What is expected: Output the data that follows exactly, line for line.

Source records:
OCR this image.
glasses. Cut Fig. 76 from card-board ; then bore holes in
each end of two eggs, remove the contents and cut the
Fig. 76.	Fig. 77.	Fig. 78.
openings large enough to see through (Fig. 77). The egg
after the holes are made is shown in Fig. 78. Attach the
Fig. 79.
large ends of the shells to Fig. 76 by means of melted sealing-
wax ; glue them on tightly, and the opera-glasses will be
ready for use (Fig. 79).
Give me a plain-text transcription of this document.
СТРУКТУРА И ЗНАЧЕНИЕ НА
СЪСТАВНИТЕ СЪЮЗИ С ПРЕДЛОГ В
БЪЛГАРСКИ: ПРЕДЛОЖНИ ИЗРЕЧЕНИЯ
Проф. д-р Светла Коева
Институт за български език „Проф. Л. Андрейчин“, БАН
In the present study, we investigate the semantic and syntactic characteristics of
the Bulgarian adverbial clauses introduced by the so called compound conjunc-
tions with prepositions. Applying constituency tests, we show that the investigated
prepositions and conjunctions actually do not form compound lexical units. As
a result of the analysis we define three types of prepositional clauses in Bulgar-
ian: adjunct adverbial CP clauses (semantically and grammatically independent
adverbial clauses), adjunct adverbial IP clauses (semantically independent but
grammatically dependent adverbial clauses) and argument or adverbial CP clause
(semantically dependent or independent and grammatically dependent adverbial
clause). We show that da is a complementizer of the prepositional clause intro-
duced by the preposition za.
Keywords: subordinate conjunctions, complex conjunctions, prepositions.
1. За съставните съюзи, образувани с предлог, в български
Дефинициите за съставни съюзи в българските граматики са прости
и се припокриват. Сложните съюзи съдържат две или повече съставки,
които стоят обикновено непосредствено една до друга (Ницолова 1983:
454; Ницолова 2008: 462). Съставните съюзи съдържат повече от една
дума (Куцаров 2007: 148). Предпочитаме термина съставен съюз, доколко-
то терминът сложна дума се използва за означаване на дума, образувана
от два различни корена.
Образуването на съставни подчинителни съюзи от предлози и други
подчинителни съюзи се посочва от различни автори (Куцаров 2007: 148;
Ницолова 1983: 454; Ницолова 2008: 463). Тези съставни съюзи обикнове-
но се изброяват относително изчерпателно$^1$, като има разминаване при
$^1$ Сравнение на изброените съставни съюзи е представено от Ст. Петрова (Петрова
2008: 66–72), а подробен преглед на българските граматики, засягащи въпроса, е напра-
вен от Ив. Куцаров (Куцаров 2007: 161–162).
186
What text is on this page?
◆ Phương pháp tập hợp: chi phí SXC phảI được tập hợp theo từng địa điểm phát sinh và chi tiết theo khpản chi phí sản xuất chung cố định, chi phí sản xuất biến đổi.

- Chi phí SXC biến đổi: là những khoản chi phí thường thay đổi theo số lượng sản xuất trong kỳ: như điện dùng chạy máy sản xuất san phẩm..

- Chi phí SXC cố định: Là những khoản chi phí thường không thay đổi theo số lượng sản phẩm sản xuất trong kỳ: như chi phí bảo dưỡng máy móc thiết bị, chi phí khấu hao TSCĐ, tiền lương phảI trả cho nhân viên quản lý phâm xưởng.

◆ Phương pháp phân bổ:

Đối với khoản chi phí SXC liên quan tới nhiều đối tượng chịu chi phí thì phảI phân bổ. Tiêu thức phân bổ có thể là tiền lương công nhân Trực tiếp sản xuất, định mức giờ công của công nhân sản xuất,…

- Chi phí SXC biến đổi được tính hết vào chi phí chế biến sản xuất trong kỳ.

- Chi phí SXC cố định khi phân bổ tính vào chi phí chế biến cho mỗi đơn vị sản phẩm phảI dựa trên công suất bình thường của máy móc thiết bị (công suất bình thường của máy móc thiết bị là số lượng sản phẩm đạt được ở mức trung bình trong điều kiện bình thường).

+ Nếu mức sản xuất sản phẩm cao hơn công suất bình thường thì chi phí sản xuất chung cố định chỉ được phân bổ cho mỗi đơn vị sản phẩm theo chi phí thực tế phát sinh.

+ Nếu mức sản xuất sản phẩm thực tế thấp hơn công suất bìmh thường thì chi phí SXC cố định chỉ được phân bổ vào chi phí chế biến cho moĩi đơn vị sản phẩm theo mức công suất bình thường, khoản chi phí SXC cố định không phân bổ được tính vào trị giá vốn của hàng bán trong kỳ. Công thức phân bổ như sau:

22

Complete answer:
OCR this image.
glasses. Cut Fig. 76 from card-board ; then bore holes in
each end of two eggs, remove the contents and cut the
Fig. 76.	Fig. 77.	Fig. 78.
openings large enough to see through (Fig. 77). The egg
after the holes are made is shown in Fig. 78. Attach the
Fig. 79.
large ends of the shells to Fig. 76 by means of melted sealing-
wax ; glue them on tightly, and the opera-glasses will be
ready for use (Fig. 79).
Give me a plain-text transcription of this document.
СТРУКТУРА И ЗНАЧЕНИЕ НА
СЪСТАВНИТЕ СЪЮЗИ С ПРЕДЛОГ В
БЪЛГАРСКИ: ПРЕДЛОЖНИ ИЗРЕЧЕНИЯ
Проф. д-р Светла Коева
Институт за български език „Проф. Л. Андрейчин“, БАН
In the present study, we investigate the semantic and syntactic characteristics of
the Bulgarian adverbial clauses introduced by the so called compound conjunc-
tions with prepositions. Applying constituency tests, we show that the investigated
prepositions and conjunctions actually do not form compound lexical units. As
a result of the analysis we define three types of prepositional clauses in Bulgar-
ian: adjunct adverbial CP clauses (semantically and grammatically independent
adverbial clauses), adjunct adverbial IP clauses (semantically independent but
grammatically dependent adverbial clauses) and argument or adverbial CP clause
(semantically dependent or independent and grammatically dependent adverbial
clause). We show that da is a complementizer of the prepositional clause intro-
duced by the preposition za.
Keywords: subordinate conjunctions, complex conjunctions, prepositions.
1. За съставните съюзи, образувани с предлог, в български
Дефинициите за съставни съюзи в българските граматики са прости
и се припокриват. Сложните съюзи съдържат две или повече съставки,
които стоят обикновено непосредствено една до друга (Ницолова 1983:
454; Ницолова 2008: 462). Съставните съюзи съдържат повече от една
дума (Куцаров 2007: 148). Предпочитаме термина съставен съюз, доколко-
то терминът сложна дума се използва за означаване на дума, образувана
от два различни корена.
Образуването на съставни подчинителни съюзи от предлози и други
подчинителни съюзи се посочва от различни автори (Куцаров 2007: 148;
Ницолова 1983: 454; Ницолова 2008: 463). Тези съставни съюзи обикнове-
но се изброяват относително изчерпателно$^1$, като има разминаване при
$^1$ Сравнение на изброените съставни съюзи е представено от Ст. Петрова (Петрова
2008: 66–72), а подробен преглед на българските граматики, засягащи въпроса, е напра-
вен от Ив. Куцаров (Куцаров 2007: 161–162).
186
What text is on this page?
◆ Phương pháp tập hợp: chi phí SXC phảI được tập hợp theo từng địa điểm phát sinh và chi tiết theo khpản chi phí sản xuất chung cố định, chi phí sản xuất biến đổi.

- Chi phí SXC biến đổi: là những khoản chi phí thường thay đổi theo số lượng sản xuất trong kỳ: như điện dùng chạy máy sản xuất san phẩm..

- Chi phí SXC cố định: Là những khoản chi phí thường không thay đổi theo số lượng sản phẩm sản xuất trong kỳ: như chi phí bảo dưỡng máy móc thiết bị, chi phí khấu hao TSCĐ, tiền lương phảI trả cho nhân viên quản lý phâm xưởng.

◆ Phương pháp phân bổ:

Đối với khoản chi phí SXC liên quan tới nhiều đối tượng chịu chi phí thì phảI phân bổ. Tiêu thức phân bổ có thể là tiền lương công nhân Trực tiếp sản xuất, định mức giờ công của công nhân sản xuất,…

- Chi phí SXC biến đổi được tính hết vào chi phí chế biến sản xuất trong kỳ.

- Chi phí SXC cố định khi phân bổ tính vào chi phí chế biến cho mỗi đơn vị sản phẩm phảI dựa trên công suất bình thường của máy móc thiết bị (công suất bình thường của máy móc thiết bị là số lượng sản phẩm đạt được ở mức trung bình trong điều kiện bình thường).

+ Nếu mức sản xuất sản phẩm cao hơn công suất bình thường thì chi phí sản xuất chung cố định chỉ được phân bổ cho mỗi đơn vị sản phẩm theo chi phí thực tế phát sinh.

+ Nếu mức sản xuất sản phẩm thực tế thấp hơn công suất bìmh thường thì chi phí SXC cố định chỉ được phân bổ vào chi phí chế biến cho moĩi đơn vị sản phẩm theo mức công suất bình thường, khoản chi phí SXC cố định không phân bổ được tính vào trị giá vốn của hàng bán trong kỳ. Công thức phân bổ như sau:

22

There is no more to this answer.